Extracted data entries

+ + +

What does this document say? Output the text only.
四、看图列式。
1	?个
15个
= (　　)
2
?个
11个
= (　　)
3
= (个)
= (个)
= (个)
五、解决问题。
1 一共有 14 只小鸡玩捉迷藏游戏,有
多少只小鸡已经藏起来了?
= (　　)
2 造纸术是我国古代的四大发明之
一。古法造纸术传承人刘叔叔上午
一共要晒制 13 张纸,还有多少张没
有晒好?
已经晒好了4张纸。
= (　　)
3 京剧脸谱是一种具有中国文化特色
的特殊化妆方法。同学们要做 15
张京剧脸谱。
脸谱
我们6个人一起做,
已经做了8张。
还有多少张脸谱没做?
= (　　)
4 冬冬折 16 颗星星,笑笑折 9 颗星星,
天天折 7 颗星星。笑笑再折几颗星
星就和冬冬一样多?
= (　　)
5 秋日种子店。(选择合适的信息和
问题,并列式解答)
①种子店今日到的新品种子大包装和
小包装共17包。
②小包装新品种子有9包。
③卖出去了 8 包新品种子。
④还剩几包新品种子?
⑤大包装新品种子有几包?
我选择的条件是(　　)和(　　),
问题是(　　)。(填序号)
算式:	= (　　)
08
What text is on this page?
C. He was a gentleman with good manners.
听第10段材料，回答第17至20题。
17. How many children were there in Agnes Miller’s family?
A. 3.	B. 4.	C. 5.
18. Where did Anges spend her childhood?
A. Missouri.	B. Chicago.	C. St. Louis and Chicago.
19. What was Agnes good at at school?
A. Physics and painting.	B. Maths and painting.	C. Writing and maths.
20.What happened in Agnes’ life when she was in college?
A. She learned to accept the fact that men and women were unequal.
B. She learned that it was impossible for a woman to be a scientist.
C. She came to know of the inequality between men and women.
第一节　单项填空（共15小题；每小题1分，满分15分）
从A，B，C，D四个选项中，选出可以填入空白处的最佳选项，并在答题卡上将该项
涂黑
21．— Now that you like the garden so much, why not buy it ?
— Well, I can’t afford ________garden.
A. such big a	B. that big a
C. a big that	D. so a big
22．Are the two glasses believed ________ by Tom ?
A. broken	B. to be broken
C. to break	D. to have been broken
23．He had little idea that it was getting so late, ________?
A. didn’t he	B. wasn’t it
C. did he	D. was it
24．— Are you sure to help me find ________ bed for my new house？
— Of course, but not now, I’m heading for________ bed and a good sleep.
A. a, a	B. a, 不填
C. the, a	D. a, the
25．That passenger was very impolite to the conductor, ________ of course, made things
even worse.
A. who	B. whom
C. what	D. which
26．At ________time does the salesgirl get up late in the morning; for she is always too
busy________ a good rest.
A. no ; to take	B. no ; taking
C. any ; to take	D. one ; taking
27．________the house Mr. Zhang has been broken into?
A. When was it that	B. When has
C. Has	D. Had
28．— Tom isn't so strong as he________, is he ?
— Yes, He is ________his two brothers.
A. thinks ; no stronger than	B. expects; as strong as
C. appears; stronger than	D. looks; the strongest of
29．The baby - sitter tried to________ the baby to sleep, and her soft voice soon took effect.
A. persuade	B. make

+ + +

Write down the full listing again, exactly.

What does this document say? Output the text only.
四、看图列式。
1	?个
15个
= (　　)
2
?个
11个
= (　　)
3
= (个)
= (个)
= (个)
五、解决问题。
1 一共有 14 只小鸡玩捉迷藏游戏,有
多少只小鸡已经藏起来了?
= (　　)
2 造纸术是我国古代的四大发明之
一。古法造纸术传承人刘叔叔上午
一共要晒制 13 张纸,还有多少张没
有晒好?
已经晒好了4张纸。
= (　　)
3 京剧脸谱是一种具有中国文化特色
的特殊化妆方法。同学们要做 15
张京剧脸谱。
脸谱
我们6个人一起做,
已经做了8张。
还有多少张脸谱没做?
= (　　)
4 冬冬折 16 颗星星,笑笑折 9 颗星星,
天天折 7 颗星星。笑笑再折几颗星
星就和冬冬一样多?
= (　　)
5 秋日种子店。(选择合适的信息和
问题,并列式解答)
①种子店今日到的新品种子大包装和
小包装共17包。
②小包装新品种子有9包。
③卖出去了 8 包新品种子。
④还剩几包新品种子?
⑤大包装新品种子有几包?
我选择的条件是(　　)和(　　),
问题是(　　)。(填序号)
算式:	= (　　)
08
What text is on this page?
C. He was a gentleman with good manners.
听第10段材料，回答第17至20题。
17. How many children were there in Agnes Miller’s family?
A. 3.	B. 4.	C. 5.
18. Where did Anges spend her childhood?
A. Missouri.	B. Chicago.	C. St. Louis and Chicago.
19. What was Agnes good at at school?
A. Physics and painting.	B. Maths and painting.	C. Writing and maths.
20.What happened in Agnes’ life when she was in college?
A. She learned to accept the fact that men and women were unequal.
B. She learned that it was impossible for a woman to be a scientist.
C. She came to know of the inequality between men and women.
第一节　单项填空（共15小题；每小题1分，满分15分）
从A，B，C，D四个选项中，选出可以填入空白处的最佳选项，并在答题卡上将该项
涂黑
21．— Now that you like the garden so much, why not buy it ?
— Well, I can’t afford ________garden.
A. such big a	B. that big a
C. a big that	D. so a big
22．Are the two glasses believed ________ by Tom ?
A. broken	B. to be broken
C. to break	D. to have been broken
23．He had little idea that it was getting so late, ________?
A. didn’t he	B. wasn’t it
C. did he	D. was it
24．— Are you sure to help me find ________ bed for my new house？
— Of course, but not now, I’m heading for________ bed and a good sleep.
A. a, a	B. a, 不填
C. the, a	D. a, the
25．That passenger was very impolite to the conductor, ________ of course, made things
even worse.
A. who	B. whom
C. what	D. which
26．At ________time does the salesgirl get up late in the morning; for she is always too
busy________ a good rest.
A. no ; to take	B. no ; taking
C. any ; to take	D. one ; taking
27．________the house Mr. Zhang has been broken into?
A. When was it that	B. When has
C. Has	D. Had
28．— Tom isn't so strong as he________, is he ?
— Yes, He is ________his two brothers.
A. thinks ; no stronger than	B. expects; as strong as
C. appears; stronger than	D. looks; the strongest of
29．The baby - sitter tried to________ the baby to sleep, and her soft voice soon took effect.
A. persuade	B. make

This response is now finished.